Extracted records:
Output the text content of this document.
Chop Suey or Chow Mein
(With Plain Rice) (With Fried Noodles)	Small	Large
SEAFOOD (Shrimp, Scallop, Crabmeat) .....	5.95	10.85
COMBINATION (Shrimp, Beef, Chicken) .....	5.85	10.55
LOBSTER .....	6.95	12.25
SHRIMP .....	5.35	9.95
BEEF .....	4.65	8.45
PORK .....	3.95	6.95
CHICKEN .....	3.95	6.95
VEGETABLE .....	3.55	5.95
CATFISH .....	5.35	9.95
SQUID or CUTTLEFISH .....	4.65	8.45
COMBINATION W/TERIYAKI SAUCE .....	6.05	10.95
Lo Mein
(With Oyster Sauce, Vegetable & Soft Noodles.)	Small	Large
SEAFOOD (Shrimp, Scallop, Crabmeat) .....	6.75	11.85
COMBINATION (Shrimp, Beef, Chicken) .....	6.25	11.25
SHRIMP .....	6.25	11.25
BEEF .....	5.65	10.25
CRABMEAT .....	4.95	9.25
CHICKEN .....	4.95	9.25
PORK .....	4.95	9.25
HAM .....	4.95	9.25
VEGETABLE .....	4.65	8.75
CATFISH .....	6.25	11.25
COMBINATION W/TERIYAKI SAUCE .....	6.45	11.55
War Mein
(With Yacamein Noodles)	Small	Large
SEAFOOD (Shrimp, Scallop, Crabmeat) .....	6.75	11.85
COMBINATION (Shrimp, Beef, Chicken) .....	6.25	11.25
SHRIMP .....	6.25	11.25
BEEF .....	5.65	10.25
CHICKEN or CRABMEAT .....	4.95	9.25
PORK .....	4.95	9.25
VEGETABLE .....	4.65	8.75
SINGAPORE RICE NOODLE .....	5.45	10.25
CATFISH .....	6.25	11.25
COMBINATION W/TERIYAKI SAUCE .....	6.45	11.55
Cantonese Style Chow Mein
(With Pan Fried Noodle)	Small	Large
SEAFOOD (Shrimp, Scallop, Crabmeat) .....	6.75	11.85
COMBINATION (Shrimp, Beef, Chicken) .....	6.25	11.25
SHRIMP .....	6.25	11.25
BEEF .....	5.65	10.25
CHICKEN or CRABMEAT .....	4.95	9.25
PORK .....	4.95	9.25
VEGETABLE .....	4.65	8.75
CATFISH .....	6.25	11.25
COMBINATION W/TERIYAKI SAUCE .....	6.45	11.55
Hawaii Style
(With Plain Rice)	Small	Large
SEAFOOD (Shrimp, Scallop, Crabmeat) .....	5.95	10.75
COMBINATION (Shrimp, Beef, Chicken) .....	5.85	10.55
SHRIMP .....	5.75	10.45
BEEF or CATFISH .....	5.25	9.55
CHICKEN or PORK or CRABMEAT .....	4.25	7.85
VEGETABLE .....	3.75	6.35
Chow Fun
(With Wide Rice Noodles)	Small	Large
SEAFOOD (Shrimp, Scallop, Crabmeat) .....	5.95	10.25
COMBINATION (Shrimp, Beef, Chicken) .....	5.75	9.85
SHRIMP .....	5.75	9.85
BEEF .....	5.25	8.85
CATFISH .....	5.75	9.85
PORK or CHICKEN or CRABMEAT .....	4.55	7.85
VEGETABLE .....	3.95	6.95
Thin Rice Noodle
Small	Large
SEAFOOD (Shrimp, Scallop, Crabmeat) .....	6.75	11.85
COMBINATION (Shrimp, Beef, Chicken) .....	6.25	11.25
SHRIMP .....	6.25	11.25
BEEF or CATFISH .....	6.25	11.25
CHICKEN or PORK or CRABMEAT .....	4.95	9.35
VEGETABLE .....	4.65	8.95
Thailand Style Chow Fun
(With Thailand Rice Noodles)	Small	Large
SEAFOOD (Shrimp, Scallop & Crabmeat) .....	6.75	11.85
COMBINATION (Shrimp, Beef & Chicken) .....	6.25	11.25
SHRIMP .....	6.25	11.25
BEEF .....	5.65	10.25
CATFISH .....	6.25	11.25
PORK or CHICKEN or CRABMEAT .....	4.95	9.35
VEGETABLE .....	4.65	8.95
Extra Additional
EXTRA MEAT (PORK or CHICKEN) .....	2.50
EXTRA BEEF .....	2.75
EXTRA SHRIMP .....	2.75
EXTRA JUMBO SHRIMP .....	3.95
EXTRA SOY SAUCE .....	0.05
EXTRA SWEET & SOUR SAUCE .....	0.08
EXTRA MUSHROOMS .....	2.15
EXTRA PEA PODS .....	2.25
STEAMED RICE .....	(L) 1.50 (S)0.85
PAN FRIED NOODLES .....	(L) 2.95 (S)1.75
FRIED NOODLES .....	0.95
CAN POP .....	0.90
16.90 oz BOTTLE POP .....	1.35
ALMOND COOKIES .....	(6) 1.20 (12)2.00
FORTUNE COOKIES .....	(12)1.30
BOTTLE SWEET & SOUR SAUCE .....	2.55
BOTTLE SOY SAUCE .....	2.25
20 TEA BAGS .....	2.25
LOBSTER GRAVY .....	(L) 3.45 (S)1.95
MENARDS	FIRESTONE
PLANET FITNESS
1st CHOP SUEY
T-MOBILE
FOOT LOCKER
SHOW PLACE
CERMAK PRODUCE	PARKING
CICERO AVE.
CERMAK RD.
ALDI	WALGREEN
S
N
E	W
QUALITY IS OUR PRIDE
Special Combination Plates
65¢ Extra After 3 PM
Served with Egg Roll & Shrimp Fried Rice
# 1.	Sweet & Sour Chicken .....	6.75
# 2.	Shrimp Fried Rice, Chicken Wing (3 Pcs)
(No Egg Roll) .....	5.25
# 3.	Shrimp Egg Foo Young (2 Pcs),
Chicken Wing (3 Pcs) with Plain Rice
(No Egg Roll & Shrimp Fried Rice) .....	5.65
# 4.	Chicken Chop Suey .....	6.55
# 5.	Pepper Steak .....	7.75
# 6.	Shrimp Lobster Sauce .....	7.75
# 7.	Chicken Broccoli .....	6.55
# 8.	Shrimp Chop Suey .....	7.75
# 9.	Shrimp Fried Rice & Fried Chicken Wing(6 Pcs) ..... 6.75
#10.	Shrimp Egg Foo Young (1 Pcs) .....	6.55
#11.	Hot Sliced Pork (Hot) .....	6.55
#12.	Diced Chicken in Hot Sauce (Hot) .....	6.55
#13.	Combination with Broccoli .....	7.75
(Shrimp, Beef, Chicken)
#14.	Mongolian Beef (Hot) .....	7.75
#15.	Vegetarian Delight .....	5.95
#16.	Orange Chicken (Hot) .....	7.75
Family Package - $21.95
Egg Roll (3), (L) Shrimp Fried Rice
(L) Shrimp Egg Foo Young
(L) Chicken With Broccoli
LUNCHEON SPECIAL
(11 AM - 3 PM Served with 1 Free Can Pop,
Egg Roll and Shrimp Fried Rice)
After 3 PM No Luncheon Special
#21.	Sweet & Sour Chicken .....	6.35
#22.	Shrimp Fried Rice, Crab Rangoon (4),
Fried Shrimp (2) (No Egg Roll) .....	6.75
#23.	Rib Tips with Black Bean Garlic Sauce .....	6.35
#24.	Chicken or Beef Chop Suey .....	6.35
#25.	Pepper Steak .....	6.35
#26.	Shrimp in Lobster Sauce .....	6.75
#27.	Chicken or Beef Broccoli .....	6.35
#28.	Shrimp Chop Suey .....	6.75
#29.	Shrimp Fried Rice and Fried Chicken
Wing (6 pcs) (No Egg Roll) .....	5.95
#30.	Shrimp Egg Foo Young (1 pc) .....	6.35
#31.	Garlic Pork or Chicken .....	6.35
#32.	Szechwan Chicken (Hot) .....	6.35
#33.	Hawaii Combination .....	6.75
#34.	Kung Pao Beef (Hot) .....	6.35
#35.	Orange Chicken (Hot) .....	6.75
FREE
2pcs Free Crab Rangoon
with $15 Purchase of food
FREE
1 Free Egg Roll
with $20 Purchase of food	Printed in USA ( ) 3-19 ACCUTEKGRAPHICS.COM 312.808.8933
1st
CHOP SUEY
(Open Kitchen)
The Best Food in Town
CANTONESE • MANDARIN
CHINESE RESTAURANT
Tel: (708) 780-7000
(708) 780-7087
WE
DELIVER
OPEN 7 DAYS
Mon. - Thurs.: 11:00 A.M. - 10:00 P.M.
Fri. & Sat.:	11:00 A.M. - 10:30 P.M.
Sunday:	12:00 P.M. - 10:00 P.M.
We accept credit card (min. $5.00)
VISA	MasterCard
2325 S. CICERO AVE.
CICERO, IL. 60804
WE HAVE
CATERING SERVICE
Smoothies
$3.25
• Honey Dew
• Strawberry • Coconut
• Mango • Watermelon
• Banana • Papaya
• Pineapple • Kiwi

* [Set task]
Gather all lines with the string "Style" from the data.

* [Correct result]
Cantonese Style Chow Mein
Hawaii Style
Thailand Style Chow Fun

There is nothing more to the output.